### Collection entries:
((

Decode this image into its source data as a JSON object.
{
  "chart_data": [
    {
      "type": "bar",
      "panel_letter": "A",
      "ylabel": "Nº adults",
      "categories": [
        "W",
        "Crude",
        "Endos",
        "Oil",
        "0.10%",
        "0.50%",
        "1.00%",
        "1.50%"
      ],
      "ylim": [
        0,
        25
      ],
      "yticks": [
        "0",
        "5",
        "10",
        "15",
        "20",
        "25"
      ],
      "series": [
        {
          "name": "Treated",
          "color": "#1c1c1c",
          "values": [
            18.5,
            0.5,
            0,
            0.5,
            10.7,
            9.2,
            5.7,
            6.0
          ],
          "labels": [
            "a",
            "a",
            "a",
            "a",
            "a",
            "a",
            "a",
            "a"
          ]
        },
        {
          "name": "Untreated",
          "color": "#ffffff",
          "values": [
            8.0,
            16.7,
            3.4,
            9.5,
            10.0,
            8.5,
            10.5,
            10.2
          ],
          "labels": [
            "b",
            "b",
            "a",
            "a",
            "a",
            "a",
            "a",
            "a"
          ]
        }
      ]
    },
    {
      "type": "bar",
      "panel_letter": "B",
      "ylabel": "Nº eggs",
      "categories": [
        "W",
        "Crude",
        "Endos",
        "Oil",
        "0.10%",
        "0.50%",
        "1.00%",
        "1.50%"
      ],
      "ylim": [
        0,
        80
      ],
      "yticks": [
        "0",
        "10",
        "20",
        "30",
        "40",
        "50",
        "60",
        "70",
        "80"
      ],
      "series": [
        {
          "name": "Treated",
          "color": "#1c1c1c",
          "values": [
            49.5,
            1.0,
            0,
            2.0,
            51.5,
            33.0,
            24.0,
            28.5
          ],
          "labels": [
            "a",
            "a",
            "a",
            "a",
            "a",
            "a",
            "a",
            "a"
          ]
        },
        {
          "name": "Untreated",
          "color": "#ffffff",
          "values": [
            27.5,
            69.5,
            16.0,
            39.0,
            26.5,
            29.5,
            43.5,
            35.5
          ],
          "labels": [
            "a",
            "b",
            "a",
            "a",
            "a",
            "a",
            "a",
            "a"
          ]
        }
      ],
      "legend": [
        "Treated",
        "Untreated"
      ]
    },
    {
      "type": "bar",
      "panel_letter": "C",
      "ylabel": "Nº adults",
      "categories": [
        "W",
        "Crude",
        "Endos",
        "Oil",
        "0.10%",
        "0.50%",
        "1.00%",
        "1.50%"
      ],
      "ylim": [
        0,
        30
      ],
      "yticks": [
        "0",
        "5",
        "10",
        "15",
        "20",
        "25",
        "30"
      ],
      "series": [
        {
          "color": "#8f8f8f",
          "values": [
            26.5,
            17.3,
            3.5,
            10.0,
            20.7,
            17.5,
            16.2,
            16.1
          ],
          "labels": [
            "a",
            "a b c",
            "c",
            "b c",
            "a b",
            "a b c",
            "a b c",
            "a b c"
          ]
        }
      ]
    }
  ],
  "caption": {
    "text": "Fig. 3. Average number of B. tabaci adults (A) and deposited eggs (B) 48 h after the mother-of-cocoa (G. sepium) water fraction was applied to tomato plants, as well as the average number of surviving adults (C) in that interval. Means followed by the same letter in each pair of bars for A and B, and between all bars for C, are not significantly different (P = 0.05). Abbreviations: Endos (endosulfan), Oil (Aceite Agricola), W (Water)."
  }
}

))

### WRITTEN TASK:
Write out all records exactly, keeping every detail.

### REPLY:
Decode this image into its source data as a JSON object.
{
  "chart_data": [
    {
      "type": "bar",
      "panel_letter": "A",
      "ylabel": "Nº adults",
      "categories": [
        "W",
        "Crude",
        "Endos",
        "Oil",
        "0.10%",
        "0.50%",
        "1.00%",
        "1.50%"
      ],
      "ylim": [
        0,
        25
      ],
      "yticks": [
        "0",
        "5",
        "10",
        "15",
        "20",
        "25"
      ],
      "series": [
        {
          "name": "Treated",
          "color": "#1c1c1c",
          "values": [
            18.5,
            0.5,
            0,
            0.5,
            10.7,
            9.2,
            5.7,
            6.0
          ],
          "labels": [
            "a",
            "a",
            "a",
            "a",
            "a",
            "a",
            "a",
            "a"
          ]
        },
        {
          "name": "Untreated",
          "color": "#ffffff",
          "values": [
            8.0,
            16.7,
            3.4,
            9.5,
            10.0,
            8.5,
            10.5,
            10.2
          ],
          "labels": [
            "b",
            "b",
            "a",
            "a",
            "a",
            "a",
            "a",
            "a"
          ]
        }
      ]
    },
    {
      "type": "bar",
      "panel_letter": "B",
      "ylabel": "Nº eggs",
      "categories": [
        "W",
        "Crude",
        "Endos",
        "Oil",
        "0.10%",
        "0.50%",
        "1.00%",
        "1.50%"
      ],
      "ylim": [
        0,
        80
      ],
      "yticks": [
        "0",
        "10",
        "20",
        "30",
        "40",
        "50",
        "60",
        "70",
        "80"
      ],
      "series": [
        {
          "name": "Treated",
          "color": "#1c1c1c",
          "values": [
            49.5,
            1.0,
            0,
            2.0,
            51.5,
            33.0,
            24.0,
            28.5
          ],
          "labels": [
            "a",
            "a",
            "a",
            "a",
            "a",
            "a",
            "a",
            "a"
          ]
        },
        {
          "name": "Untreated",
          "color": "#ffffff",
          "values": [
            27.5,
            69.5,
            16.0,
            39.0,
            26.5,
            29.5,
            43.5,
            35.5
          ],
          "labels": [
            "a",
            "b",
            "a",
            "a",
            "a",
            "a",
            "a",
            "a"
          ]
        }
      ],
      "legend": [
        "Treated",
        "Untreated"
      ]
    },
    {
      "type": "bar",
      "panel_letter": "C",
      "ylabel": "Nº adults",
      "categories": [
        "W",
        "Crude",
        "Endos",
        "Oil",
        "0.10%",
        "0.50%",
        "1.00%",
        "1.50%"
      ],
      "ylim": [
        0,
        30
      ],
      "yticks": [
        "0",
        "5",
        "10",
        "15",
        "20",
        "25",
        "30"
      ],
      "series": [
        {
          "color": "#8f8f8f",
          "values": [
            26.5,
            17.3,
            3.5,
            10.0,
            20.7,
            17.5,
            16.2,
            16.1
          ],
          "labels": [
            "a",
            "a b c",
            "c",
            "b c",
            "a b",
            "a b c",
            "a b c",
            "a b c"
          ]
        }
      ]
    }
  ],
  "caption": {
    "text": "Fig. 3. Average number of B. tabaci adults (A) and deposited eggs (B) 48 h after the mother-of-cocoa (G. sepium) water fraction was applied to tomato plants, as well as the average number of surviving adults (C) in that interval. Means followed by the same letter in each pair of bars for A and B, and between all bars for C, are not significantly different (P = 0.05). Abbreviations: Endos (endosulfan), Oil (Aceite Agricola), W (Water)."
  }
}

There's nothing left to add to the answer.